■ Region annotation records
◆ ◆ ◆
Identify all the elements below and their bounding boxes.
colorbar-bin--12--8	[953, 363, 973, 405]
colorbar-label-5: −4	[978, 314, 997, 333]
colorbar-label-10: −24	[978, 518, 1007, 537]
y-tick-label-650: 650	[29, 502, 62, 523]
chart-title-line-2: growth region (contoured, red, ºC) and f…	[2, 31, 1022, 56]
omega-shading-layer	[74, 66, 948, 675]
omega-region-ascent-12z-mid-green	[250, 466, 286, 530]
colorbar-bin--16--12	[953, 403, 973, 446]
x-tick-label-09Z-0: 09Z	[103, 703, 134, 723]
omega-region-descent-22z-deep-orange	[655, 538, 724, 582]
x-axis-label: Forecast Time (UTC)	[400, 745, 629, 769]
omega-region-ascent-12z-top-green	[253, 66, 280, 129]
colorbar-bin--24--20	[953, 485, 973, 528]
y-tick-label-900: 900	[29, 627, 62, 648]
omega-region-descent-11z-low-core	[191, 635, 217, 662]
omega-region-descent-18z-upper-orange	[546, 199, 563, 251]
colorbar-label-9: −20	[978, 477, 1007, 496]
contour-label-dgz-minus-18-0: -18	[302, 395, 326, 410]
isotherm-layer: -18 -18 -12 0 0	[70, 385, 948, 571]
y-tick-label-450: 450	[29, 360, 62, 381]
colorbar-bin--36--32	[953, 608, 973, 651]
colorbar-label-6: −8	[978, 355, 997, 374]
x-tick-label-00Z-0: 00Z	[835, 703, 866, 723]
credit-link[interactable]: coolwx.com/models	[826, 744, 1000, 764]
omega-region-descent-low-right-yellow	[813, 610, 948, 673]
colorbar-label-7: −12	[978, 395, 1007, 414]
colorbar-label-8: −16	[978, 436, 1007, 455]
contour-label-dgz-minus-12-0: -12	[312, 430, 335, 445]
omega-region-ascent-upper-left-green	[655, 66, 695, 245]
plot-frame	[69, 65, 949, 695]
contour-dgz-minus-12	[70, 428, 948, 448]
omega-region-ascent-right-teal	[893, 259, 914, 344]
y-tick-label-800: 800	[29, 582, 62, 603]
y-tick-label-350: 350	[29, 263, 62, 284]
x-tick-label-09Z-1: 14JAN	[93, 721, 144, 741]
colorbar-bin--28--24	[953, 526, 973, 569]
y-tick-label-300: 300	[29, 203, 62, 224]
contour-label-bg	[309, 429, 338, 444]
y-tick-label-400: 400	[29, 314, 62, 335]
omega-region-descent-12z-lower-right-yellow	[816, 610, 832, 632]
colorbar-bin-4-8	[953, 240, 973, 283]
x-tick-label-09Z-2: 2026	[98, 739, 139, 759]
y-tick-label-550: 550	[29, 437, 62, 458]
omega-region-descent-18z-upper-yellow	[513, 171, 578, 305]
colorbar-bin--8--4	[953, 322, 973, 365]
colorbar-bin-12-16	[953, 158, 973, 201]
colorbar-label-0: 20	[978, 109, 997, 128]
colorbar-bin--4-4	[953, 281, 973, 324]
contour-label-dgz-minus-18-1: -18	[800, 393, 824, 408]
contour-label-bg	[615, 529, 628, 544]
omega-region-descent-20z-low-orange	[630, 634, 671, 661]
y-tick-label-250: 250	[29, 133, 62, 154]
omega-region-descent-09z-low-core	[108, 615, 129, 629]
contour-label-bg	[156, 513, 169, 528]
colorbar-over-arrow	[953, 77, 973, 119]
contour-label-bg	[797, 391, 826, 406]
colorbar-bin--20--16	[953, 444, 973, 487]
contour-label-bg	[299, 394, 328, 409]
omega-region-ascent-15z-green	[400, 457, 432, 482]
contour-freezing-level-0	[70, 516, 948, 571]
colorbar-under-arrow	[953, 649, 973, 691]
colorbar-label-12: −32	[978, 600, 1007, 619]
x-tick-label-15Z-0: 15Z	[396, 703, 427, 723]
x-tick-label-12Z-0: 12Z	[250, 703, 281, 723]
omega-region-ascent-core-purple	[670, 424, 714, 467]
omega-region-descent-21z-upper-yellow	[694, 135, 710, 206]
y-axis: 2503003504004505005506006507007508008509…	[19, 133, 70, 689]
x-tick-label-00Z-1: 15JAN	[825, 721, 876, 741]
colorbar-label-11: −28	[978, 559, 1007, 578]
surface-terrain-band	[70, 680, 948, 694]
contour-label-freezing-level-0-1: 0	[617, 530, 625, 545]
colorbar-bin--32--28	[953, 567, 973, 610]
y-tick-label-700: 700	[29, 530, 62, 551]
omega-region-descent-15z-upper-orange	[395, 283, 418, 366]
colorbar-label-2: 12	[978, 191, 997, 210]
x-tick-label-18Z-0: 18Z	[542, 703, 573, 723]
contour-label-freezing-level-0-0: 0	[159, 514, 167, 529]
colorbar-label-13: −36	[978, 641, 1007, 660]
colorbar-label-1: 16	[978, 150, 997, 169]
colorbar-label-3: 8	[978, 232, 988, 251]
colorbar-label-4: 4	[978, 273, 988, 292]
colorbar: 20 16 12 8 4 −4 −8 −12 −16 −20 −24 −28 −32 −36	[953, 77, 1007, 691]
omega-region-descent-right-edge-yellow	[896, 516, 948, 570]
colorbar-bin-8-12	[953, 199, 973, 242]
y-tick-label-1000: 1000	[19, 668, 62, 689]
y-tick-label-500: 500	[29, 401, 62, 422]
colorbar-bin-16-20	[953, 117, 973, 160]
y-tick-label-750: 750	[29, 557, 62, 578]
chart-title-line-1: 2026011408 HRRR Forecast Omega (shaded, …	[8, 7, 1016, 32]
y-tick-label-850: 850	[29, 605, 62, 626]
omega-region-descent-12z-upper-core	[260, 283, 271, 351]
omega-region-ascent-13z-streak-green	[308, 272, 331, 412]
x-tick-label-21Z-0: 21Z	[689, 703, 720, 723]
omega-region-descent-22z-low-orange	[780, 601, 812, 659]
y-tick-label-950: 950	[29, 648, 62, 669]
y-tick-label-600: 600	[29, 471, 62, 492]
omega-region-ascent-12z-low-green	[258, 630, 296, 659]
◆ ◆ ◆
■ WORK TO COMPLETE
Can you rewrite everything from the start of the records down to the line containing "109, 997, 128]", swapping "plot-frame" for "chart-frame" and keeping everything else unchanged?

■ TASK SOLUTION
Identify all the elements below and their bounding boxes.
colorbar-bin--12--8	[953, 363, 973, 405]
colorbar-label-5: −4	[978, 314, 997, 333]
colorbar-label-10: −24	[978, 518, 1007, 537]
y-tick-label-650: 650	[29, 502, 62, 523]
chart-title-line-2: growth region (contoured, red, ºC) and f…	[2, 31, 1022, 56]
omega-shading-layer	[74, 66, 948, 675]
omega-region-ascent-12z-mid-green	[250, 466, 286, 530]
colorbar-bin--16--12	[953, 403, 973, 446]
x-tick-label-09Z-0: 09Z	[103, 703, 134, 723]
omega-region-descent-22z-deep-orange	[655, 538, 724, 582]
x-axis-label: Forecast Time (UTC)	[400, 745, 629, 769]
omega-region-ascent-12z-top-green	[253, 66, 280, 129]
colorbar-bin--24--20	[953, 485, 973, 528]
y-tick-label-900: 900	[29, 627, 62, 648]
omega-region-descent-11z-low-core	[191, 635, 217, 662]
omega-region-descent-18z-upper-orange	[546, 199, 563, 251]
colorbar-label-9: −20	[978, 477, 1007, 496]
contour-label-dgz-minus-18-0: -18	[302, 395, 326, 410]
isotherm-layer: -18 -18 -12 0 0	[70, 385, 948, 571]
y-tick-label-450: 450	[29, 360, 62, 381]
colorbar-bin--36--32	[953, 608, 973, 651]
colorbar-label-6: −8	[978, 355, 997, 374]
x-tick-label-00Z-0: 00Z	[835, 703, 866, 723]
credit-link[interactable]: coolwx.com/models	[826, 744, 1000, 764]
omega-region-descent-low-right-yellow	[813, 610, 948, 673]
colorbar-label-7: −12	[978, 395, 1007, 414]
colorbar-label-8: −16	[978, 436, 1007, 455]
contour-label-dgz-minus-12-0: -12	[312, 430, 335, 445]
omega-region-ascent-upper-left-green	[655, 66, 695, 245]
chart-frame	[69, 65, 949, 695]
contour-dgz-minus-12	[70, 428, 948, 448]
omega-region-ascent-right-teal	[893, 259, 914, 344]
y-tick-label-800: 800	[29, 582, 62, 603]
y-tick-label-350: 350	[29, 263, 62, 284]
x-tick-label-09Z-1: 14JAN	[93, 721, 144, 741]
colorbar-bin--28--24	[953, 526, 973, 569]
y-tick-label-300: 300	[29, 203, 62, 224]
contour-label-bg	[309, 429, 338, 444]
y-tick-label-400: 400	[29, 314, 62, 335]
omega-region-descent-12z-lower-right-yellow	[816, 610, 832, 632]
colorbar-bin-4-8	[953, 240, 973, 283]
x-tick-label-09Z-2: 2026	[98, 739, 139, 759]
y-tick-label-550: 550	[29, 437, 62, 458]
omega-region-descent-18z-upper-yellow	[513, 171, 578, 305]
colorbar-bin--8--4	[953, 322, 973, 365]
colorbar-bin-12-16	[953, 158, 973, 201]
colorbar-label-0: 20	[978, 109, 997, 128]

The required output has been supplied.